Short problem: Each line containing the word "fields" must be reported.

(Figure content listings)

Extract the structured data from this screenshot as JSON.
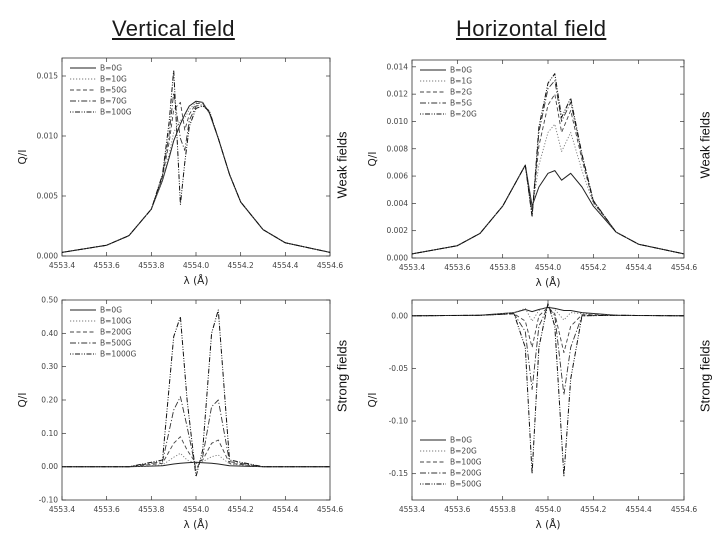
{
  "headings": {
    "left": "Vertical field",
    "right": "Horizontal field"
  },
  "side_labels": {
    "tl": "Weak fields",
    "tr": "Weak fields",
    "bl": "Strong fields",
    "br": "Strong fields"
  },
  "chart_data": [
    {
      "id": "tl",
      "type": "line",
      "title": "",
      "xlabel": "λ (Å)",
      "ylabel": "Q/I",
      "xlim": [
        4553.4,
        4554.6
      ],
      "ylim": [
        0.0,
        0.0165
      ],
      "xticks": [
        4553.4,
        4553.6,
        4553.8,
        4554.0,
        4554.2,
        4554.4,
        4554.6
      ],
      "xtick_labels": [
        "4553.4",
        "4553.6",
        "4553.8",
        "4554.0",
        "4554.2",
        "4554.4",
        "4554.6"
      ],
      "yticks": [
        0.0,
        0.005,
        0.01,
        0.015
      ],
      "ytick_labels": [
        "0.000",
        "0.005",
        "0.010",
        "0.015"
      ],
      "legend": [
        "B=0G",
        "B=10G",
        "B=50G",
        "B=70G",
        "B=100G"
      ],
      "legend_position": "top-left",
      "series": [
        {
          "name": "B=0G",
          "x": [
            4553.4,
            4553.6,
            4553.7,
            4553.8,
            4553.85,
            4553.88,
            4553.9,
            4553.93,
            4553.95,
            4553.97,
            4554.0,
            4554.03,
            4554.06,
            4554.1,
            4554.15,
            4554.2,
            4554.3,
            4554.4,
            4554.6
          ],
          "y": [
            0.0003,
            0.0009,
            0.0017,
            0.0039,
            0.0063,
            0.0082,
            0.0096,
            0.011,
            0.0118,
            0.0125,
            0.0129,
            0.0128,
            0.0119,
            0.0098,
            0.0068,
            0.0045,
            0.0022,
            0.0011,
            0.0003
          ]
        },
        {
          "name": "B=10G",
          "x": [
            4553.4,
            4553.6,
            4553.7,
            4553.8,
            4553.85,
            4553.88,
            4553.9,
            4553.93,
            4553.95,
            4553.97,
            4554.0,
            4554.03,
            4554.06,
            4554.1,
            4554.15,
            4554.2,
            4554.3,
            4554.4,
            4554.6
          ],
          "y": [
            0.0003,
            0.0009,
            0.0017,
            0.0039,
            0.0064,
            0.0085,
            0.0103,
            0.0113,
            0.0115,
            0.0122,
            0.0128,
            0.0128,
            0.0119,
            0.0098,
            0.0068,
            0.0045,
            0.0022,
            0.0011,
            0.0003
          ]
        },
        {
          "name": "B=50G",
          "x": [
            4553.4,
            4553.6,
            4553.7,
            4553.8,
            4553.85,
            4553.88,
            4553.9,
            4553.93,
            4553.95,
            4553.97,
            4554.0,
            4554.03,
            4554.06,
            4554.1,
            4554.15,
            4554.2,
            4554.3,
            4554.4,
            4554.6
          ],
          "y": [
            0.0003,
            0.0009,
            0.0017,
            0.0039,
            0.0066,
            0.0095,
            0.0122,
            0.0128,
            0.0105,
            0.0118,
            0.0127,
            0.0127,
            0.012,
            0.0098,
            0.0068,
            0.0045,
            0.0022,
            0.0011,
            0.0003
          ]
        },
        {
          "name": "B=70G",
          "x": [
            4553.4,
            4553.6,
            4553.7,
            4553.8,
            4553.85,
            4553.88,
            4553.9,
            4553.93,
            4553.95,
            4553.97,
            4554.0,
            4554.03,
            4554.06,
            4554.1,
            4554.15,
            4554.2,
            4554.3,
            4554.4,
            4554.6
          ],
          "y": [
            0.0003,
            0.0009,
            0.0017,
            0.0039,
            0.0067,
            0.0102,
            0.0136,
            0.0098,
            0.0088,
            0.0113,
            0.0125,
            0.0126,
            0.012,
            0.0098,
            0.0068,
            0.0045,
            0.0022,
            0.0011,
            0.0003
          ]
        },
        {
          "name": "B=100G",
          "x": [
            4553.4,
            4553.6,
            4553.7,
            4553.8,
            4553.85,
            4553.88,
            4553.9,
            4553.93,
            4553.95,
            4553.97,
            4554.0,
            4554.03,
            4554.06,
            4554.1,
            4554.15,
            4554.2,
            4554.3,
            4554.4,
            4554.6
          ],
          "y": [
            0.0003,
            0.0009,
            0.0017,
            0.0039,
            0.0068,
            0.0112,
            0.0155,
            0.0043,
            0.0078,
            0.0108,
            0.0123,
            0.0125,
            0.0121,
            0.0098,
            0.0068,
            0.0045,
            0.0022,
            0.0011,
            0.0003
          ]
        }
      ]
    },
    {
      "id": "tr",
      "type": "line",
      "title": "",
      "xlabel": "λ (Å)",
      "ylabel": "Q/I",
      "xlim": [
        4553.4,
        4554.6
      ],
      "ylim": [
        0.0,
        0.0145
      ],
      "xticks": [
        4553.4,
        4553.6,
        4553.8,
        4554.0,
        4554.2,
        4554.4,
        4554.6
      ],
      "xtick_labels": [
        "4553.4",
        "4553.6",
        "4553.8",
        "4554.0",
        "4554.2",
        "4554.4",
        "4554.6"
      ],
      "yticks": [
        0.0,
        0.002,
        0.004,
        0.006,
        0.008,
        0.01,
        0.012,
        0.014
      ],
      "ytick_labels": [
        "0.000",
        "0.002",
        "0.004",
        "0.006",
        "0.008",
        "0.010",
        "0.012",
        "0.014"
      ],
      "legend": [
        "B=0G",
        "B=1G",
        "B=2G",
        "B=5G",
        "B=20G"
      ],
      "legend_position": "top-left",
      "series": [
        {
          "name": "B=0G",
          "x": [
            4553.4,
            4553.6,
            4553.7,
            4553.8,
            4553.88,
            4553.9,
            4553.93,
            4553.96,
            4554.0,
            4554.03,
            4554.06,
            4554.1,
            4554.15,
            4554.2,
            4554.3,
            4554.4,
            4554.6
          ],
          "y": [
            0.0003,
            0.0009,
            0.0018,
            0.0038,
            0.0062,
            0.0068,
            0.0038,
            0.0052,
            0.0062,
            0.0064,
            0.0057,
            0.0062,
            0.0052,
            0.0038,
            0.0019,
            0.001,
            0.0003
          ]
        },
        {
          "name": "B=1G",
          "x": [
            4553.4,
            4553.6,
            4553.7,
            4553.8,
            4553.88,
            4553.9,
            4553.93,
            4553.96,
            4554.0,
            4554.03,
            4554.06,
            4554.1,
            4554.15,
            4554.2,
            4554.3,
            4554.4,
            4554.6
          ],
          "y": [
            0.0003,
            0.0009,
            0.0018,
            0.0038,
            0.0062,
            0.0068,
            0.0035,
            0.0068,
            0.0092,
            0.0098,
            0.0078,
            0.0092,
            0.0064,
            0.004,
            0.0019,
            0.001,
            0.0003
          ]
        },
        {
          "name": "B=2G",
          "x": [
            4553.4,
            4553.6,
            4553.7,
            4553.8,
            4553.88,
            4553.9,
            4553.93,
            4553.96,
            4554.0,
            4554.03,
            4554.06,
            4554.1,
            4554.15,
            4554.2,
            4554.3,
            4554.4,
            4554.6
          ],
          "y": [
            0.0003,
            0.0009,
            0.0018,
            0.0038,
            0.0062,
            0.0068,
            0.0033,
            0.0082,
            0.0112,
            0.012,
            0.0092,
            0.0108,
            0.0072,
            0.0041,
            0.0019,
            0.001,
            0.0003
          ]
        },
        {
          "name": "B=5G",
          "x": [
            4553.4,
            4553.6,
            4553.7,
            4553.8,
            4553.88,
            4553.9,
            4553.93,
            4553.96,
            4554.0,
            4554.03,
            4554.06,
            4554.1,
            4554.15,
            4554.2,
            4554.3,
            4554.4,
            4554.6
          ],
          "y": [
            0.0003,
            0.0009,
            0.0018,
            0.0038,
            0.0062,
            0.0068,
            0.0031,
            0.0092,
            0.0124,
            0.013,
            0.01,
            0.0114,
            0.0075,
            0.0042,
            0.0019,
            0.001,
            0.0003
          ]
        },
        {
          "name": "B=20G",
          "x": [
            4553.4,
            4553.6,
            4553.7,
            4553.8,
            4553.88,
            4553.9,
            4553.93,
            4553.96,
            4554.0,
            4554.03,
            4554.06,
            4554.1,
            4554.15,
            4554.2,
            4554.3,
            4554.4,
            4554.6
          ],
          "y": [
            0.0003,
            0.0009,
            0.0018,
            0.0038,
            0.0062,
            0.0068,
            0.003,
            0.0096,
            0.0128,
            0.0135,
            0.0103,
            0.0117,
            0.0076,
            0.0042,
            0.0019,
            0.001,
            0.0003
          ]
        }
      ]
    },
    {
      "id": "bl",
      "type": "line",
      "title": "",
      "xlabel": "λ (Å)",
      "ylabel": "Q/I",
      "xlim": [
        4553.4,
        4554.6
      ],
      "ylim": [
        -0.1,
        0.5
      ],
      "xticks": [
        4553.4,
        4553.6,
        4553.8,
        4554.0,
        4554.2,
        4554.4,
        4554.6
      ],
      "xtick_labels": [
        "4553.4",
        "4553.6",
        "4553.8",
        "4554.0",
        "4554.2",
        "4554.4",
        "4554.6"
      ],
      "yticks": [
        -0.1,
        0.0,
        0.1,
        0.2,
        0.3,
        0.4,
        0.5
      ],
      "ytick_labels": [
        "-0.10",
        "0.00",
        "0.10",
        "0.20",
        "0.30",
        "0.40",
        "0.50"
      ],
      "legend": [
        "B=0G",
        "B=100G",
        "B=200G",
        "B=500G",
        "B=1000G"
      ],
      "legend_position": "top-left",
      "series": [
        {
          "name": "B=0G",
          "x": [
            4553.4,
            4553.7,
            4553.85,
            4553.9,
            4553.93,
            4553.96,
            4554.0,
            4554.03,
            4554.07,
            4554.1,
            4554.15,
            4554.3,
            4554.6
          ],
          "y": [
            0.0,
            0.0,
            0.003,
            0.008,
            0.01,
            0.012,
            0.013,
            0.012,
            0.01,
            0.008,
            0.003,
            0.0,
            0.0
          ]
        },
        {
          "name": "B=100G",
          "x": [
            4553.4,
            4553.7,
            4553.85,
            4553.9,
            4553.93,
            4553.96,
            4554.0,
            4554.03,
            4554.07,
            4554.1,
            4554.15,
            4554.3,
            4554.6
          ],
          "y": [
            0.0,
            0.0,
            0.005,
            0.028,
            0.04,
            0.02,
            0.01,
            0.015,
            0.03,
            0.035,
            0.008,
            0.0,
            0.0
          ]
        },
        {
          "name": "B=200G",
          "x": [
            4553.4,
            4553.7,
            4553.85,
            4553.9,
            4553.93,
            4553.96,
            4554.0,
            4554.03,
            4554.07,
            4554.1,
            4554.15,
            4554.3,
            4554.6
          ],
          "y": [
            0.0,
            0.0,
            0.01,
            0.07,
            0.09,
            0.05,
            0.01,
            0.02,
            0.07,
            0.08,
            0.01,
            0.0,
            0.0
          ]
        },
        {
          "name": "B=500G",
          "x": [
            4553.4,
            4553.7,
            4553.85,
            4553.9,
            4553.93,
            4553.96,
            4554.0,
            4554.03,
            4554.07,
            4554.1,
            4554.15,
            4554.3,
            4554.6
          ],
          "y": [
            0.0,
            0.0,
            0.015,
            0.17,
            0.21,
            0.12,
            -0.01,
            0.03,
            0.18,
            0.2,
            0.015,
            0.0,
            0.0
          ]
        },
        {
          "name": "B=1000G",
          "x": [
            4553.4,
            4553.7,
            4553.85,
            4553.9,
            4553.93,
            4553.96,
            4554.0,
            4554.03,
            4554.07,
            4554.1,
            4554.15,
            4554.3,
            4554.6
          ],
          "y": [
            0.0,
            0.0,
            0.02,
            0.39,
            0.45,
            0.2,
            -0.03,
            0.05,
            0.4,
            0.47,
            0.02,
            0.0,
            0.0
          ]
        }
      ]
    },
    {
      "id": "br",
      "type": "line",
      "title": "",
      "xlabel": "λ (Å)",
      "ylabel": "Q/I",
      "xlim": [
        4553.4,
        4554.6
      ],
      "ylim": [
        -0.175,
        0.015
      ],
      "xticks": [
        4553.4,
        4553.6,
        4553.8,
        4554.0,
        4554.2,
        4554.4,
        4554.6
      ],
      "xtick_labels": [
        "4553.4",
        "4553.6",
        "4553.8",
        "4554.0",
        "4554.2",
        "4554.4",
        "4554.6"
      ],
      "yticks": [
        -0.15,
        -0.1,
        -0.05,
        0.0
      ],
      "ytick_labels": [
        "-0.15",
        "-0.10",
        "-0.05",
        "0.00"
      ],
      "legend": [
        "B=0G",
        "B=20G",
        "B=100G",
        "B=200G",
        "B=500G"
      ],
      "legend_position": "bottom-left",
      "series": [
        {
          "name": "B=0G",
          "x": [
            4553.4,
            4553.7,
            4553.85,
            4553.9,
            4553.93,
            4553.96,
            4554.0,
            4554.03,
            4554.07,
            4554.1,
            4554.15,
            4554.3,
            4554.6
          ],
          "y": [
            0.0,
            0.0005,
            0.003,
            0.006,
            0.004,
            0.006,
            0.008,
            0.007,
            0.005,
            0.005,
            0.003,
            0.0005,
            0.0
          ]
        },
        {
          "name": "B=20G",
          "x": [
            4553.4,
            4553.7,
            4553.85,
            4553.9,
            4553.93,
            4553.96,
            4554.0,
            4554.03,
            4554.07,
            4554.1,
            4554.15,
            4554.3,
            4554.6
          ],
          "y": [
            0.0,
            0.0005,
            0.003,
            0.007,
            -0.005,
            0.005,
            0.009,
            0.006,
            -0.004,
            0.003,
            0.002,
            0.0005,
            0.0
          ]
        },
        {
          "name": "B=100G",
          "x": [
            4553.4,
            4553.7,
            4553.85,
            4553.9,
            4553.93,
            4553.96,
            4554.0,
            4554.03,
            4554.07,
            4554.1,
            4554.15,
            4554.3,
            4554.6
          ],
          "y": [
            0.0,
            0.0005,
            0.002,
            -0.005,
            -0.03,
            0.0,
            0.008,
            0.002,
            -0.035,
            -0.01,
            0.001,
            0.0005,
            0.0
          ]
        },
        {
          "name": "B=200G",
          "x": [
            4553.4,
            4553.7,
            4553.85,
            4553.9,
            4553.93,
            4553.96,
            4554.0,
            4554.03,
            4554.07,
            4554.1,
            4554.15,
            4554.3,
            4554.6
          ],
          "y": [
            0.0,
            0.0005,
            0.002,
            -0.015,
            -0.07,
            -0.01,
            0.009,
            0.0,
            -0.075,
            -0.03,
            0.0,
            0.0005,
            0.0
          ]
        },
        {
          "name": "B=500G",
          "x": [
            4553.4,
            4553.7,
            4553.85,
            4553.9,
            4553.93,
            4553.96,
            4554.0,
            4554.03,
            4554.07,
            4554.1,
            4554.15,
            4554.3,
            4554.6
          ],
          "y": [
            0.0,
            0.0005,
            0.002,
            -0.03,
            -0.15,
            -0.03,
            0.012,
            -0.01,
            -0.152,
            -0.06,
            0.0,
            0.0005,
            0.0
          ]
        }
      ]
    }
  ]
}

Exercise output:
    "tl": "Weak fields",
    "tr": "Weak fields",
    "bl": "Strong fields",
    "br": "Strong fields"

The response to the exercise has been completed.